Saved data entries
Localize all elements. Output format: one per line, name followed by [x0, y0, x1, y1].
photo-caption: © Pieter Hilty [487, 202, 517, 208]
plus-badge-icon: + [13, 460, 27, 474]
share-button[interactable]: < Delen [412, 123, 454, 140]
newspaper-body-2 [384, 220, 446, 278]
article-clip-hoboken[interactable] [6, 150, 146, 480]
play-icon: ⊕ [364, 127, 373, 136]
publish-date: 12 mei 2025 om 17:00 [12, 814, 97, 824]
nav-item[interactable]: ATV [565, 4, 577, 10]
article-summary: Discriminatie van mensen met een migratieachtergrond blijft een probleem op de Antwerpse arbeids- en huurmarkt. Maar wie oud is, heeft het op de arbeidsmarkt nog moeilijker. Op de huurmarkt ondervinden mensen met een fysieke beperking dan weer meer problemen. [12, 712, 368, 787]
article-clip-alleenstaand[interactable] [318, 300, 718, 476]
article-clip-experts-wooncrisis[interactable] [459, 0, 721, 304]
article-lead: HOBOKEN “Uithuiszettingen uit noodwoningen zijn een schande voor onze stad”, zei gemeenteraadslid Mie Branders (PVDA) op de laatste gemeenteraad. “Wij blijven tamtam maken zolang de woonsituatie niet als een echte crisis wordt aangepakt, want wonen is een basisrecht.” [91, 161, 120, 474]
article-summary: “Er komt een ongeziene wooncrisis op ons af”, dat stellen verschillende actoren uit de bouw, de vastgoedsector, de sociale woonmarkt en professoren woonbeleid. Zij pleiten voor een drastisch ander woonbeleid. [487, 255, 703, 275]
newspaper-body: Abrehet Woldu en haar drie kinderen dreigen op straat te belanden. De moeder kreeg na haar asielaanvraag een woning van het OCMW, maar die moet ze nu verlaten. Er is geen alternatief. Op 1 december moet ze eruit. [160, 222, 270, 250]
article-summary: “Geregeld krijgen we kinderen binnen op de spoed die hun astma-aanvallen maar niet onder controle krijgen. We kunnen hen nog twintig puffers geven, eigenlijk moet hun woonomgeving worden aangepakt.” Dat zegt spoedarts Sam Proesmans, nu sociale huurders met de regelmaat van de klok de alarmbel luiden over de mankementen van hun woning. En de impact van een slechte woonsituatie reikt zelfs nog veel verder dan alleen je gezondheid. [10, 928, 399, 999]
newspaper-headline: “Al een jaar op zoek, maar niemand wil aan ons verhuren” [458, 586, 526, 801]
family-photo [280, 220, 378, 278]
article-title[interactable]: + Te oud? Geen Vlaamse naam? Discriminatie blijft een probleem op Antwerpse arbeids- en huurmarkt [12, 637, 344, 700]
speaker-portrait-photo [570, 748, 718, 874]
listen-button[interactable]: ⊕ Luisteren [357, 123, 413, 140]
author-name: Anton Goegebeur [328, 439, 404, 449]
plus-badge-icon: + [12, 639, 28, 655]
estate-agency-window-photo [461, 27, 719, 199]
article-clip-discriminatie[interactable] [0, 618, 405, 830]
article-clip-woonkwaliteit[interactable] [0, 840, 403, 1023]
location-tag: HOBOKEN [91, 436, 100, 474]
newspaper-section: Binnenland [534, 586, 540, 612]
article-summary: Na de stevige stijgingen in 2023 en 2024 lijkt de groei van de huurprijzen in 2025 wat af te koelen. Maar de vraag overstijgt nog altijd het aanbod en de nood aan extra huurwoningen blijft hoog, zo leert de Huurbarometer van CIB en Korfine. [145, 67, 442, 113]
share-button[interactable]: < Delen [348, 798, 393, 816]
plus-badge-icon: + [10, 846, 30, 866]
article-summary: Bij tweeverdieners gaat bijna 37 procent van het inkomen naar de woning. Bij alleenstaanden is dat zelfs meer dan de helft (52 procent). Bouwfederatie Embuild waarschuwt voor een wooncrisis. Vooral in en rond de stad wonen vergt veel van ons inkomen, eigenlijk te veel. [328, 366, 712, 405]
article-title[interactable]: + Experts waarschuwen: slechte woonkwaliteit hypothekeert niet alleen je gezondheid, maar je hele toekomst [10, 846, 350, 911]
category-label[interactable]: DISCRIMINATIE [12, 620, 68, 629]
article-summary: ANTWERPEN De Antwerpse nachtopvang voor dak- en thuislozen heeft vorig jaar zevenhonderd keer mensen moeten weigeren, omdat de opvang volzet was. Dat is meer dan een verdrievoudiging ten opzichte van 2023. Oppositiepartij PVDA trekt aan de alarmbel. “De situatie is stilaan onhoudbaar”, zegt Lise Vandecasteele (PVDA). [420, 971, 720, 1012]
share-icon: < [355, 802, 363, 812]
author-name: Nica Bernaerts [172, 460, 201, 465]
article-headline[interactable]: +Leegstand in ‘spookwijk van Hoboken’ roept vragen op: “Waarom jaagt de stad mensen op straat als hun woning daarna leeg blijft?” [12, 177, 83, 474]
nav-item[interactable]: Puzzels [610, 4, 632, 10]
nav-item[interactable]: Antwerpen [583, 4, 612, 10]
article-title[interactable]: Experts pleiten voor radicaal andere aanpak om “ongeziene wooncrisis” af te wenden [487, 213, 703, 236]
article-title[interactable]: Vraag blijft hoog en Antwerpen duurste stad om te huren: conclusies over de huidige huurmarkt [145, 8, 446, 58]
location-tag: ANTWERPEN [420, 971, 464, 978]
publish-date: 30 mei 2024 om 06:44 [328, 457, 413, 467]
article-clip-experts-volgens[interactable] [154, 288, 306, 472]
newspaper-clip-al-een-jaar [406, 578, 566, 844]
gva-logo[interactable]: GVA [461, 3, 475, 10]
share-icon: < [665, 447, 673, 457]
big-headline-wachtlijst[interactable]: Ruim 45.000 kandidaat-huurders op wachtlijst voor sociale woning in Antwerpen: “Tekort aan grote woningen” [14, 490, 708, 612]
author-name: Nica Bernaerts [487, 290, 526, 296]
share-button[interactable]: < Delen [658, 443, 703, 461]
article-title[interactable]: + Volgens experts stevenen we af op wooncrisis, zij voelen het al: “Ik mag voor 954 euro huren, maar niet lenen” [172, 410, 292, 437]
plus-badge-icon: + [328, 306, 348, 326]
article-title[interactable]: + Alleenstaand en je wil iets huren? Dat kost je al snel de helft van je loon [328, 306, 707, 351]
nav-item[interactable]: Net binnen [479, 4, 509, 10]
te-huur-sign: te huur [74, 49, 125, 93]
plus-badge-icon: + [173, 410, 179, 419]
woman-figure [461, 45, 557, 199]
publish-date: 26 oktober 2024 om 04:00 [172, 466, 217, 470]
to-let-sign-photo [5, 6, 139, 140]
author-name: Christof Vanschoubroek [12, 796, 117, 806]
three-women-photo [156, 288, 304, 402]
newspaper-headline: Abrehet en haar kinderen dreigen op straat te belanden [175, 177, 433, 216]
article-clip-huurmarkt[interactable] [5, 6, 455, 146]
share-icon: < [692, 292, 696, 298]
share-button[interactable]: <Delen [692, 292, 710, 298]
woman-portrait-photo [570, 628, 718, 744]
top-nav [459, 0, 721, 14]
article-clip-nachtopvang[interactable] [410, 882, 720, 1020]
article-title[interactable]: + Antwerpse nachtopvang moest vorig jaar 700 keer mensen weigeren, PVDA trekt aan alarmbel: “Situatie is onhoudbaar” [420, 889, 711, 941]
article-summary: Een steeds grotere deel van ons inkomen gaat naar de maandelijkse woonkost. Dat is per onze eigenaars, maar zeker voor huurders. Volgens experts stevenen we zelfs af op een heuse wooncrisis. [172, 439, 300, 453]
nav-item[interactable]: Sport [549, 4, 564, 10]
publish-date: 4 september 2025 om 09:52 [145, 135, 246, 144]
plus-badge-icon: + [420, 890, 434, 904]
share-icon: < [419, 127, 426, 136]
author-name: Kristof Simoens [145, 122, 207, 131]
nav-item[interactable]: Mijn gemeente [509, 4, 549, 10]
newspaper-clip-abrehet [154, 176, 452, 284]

What you should do:
Set down, unchanged, the part of the listing that opens at its first line and closes with the line containing "nav-item[interactable]: ATV [565, 4, 577, 10]", both ends included.

Problem solution:
Localize all elements. Output format: one per line, name followed by [x0, y0, x1, y1].
photo-caption: © Pieter Hilty [487, 202, 517, 208]
plus-badge-icon: + [13, 460, 27, 474]
share-button[interactable]: < Delen [412, 123, 454, 140]
newspaper-body-2 [384, 220, 446, 278]
article-clip-hoboken[interactable] [6, 150, 146, 480]
play-icon: ⊕ [364, 127, 373, 136]
publish-date: 12 mei 2025 om 17:00 [12, 814, 97, 824]
nav-item[interactable]: ATV [565, 4, 577, 10]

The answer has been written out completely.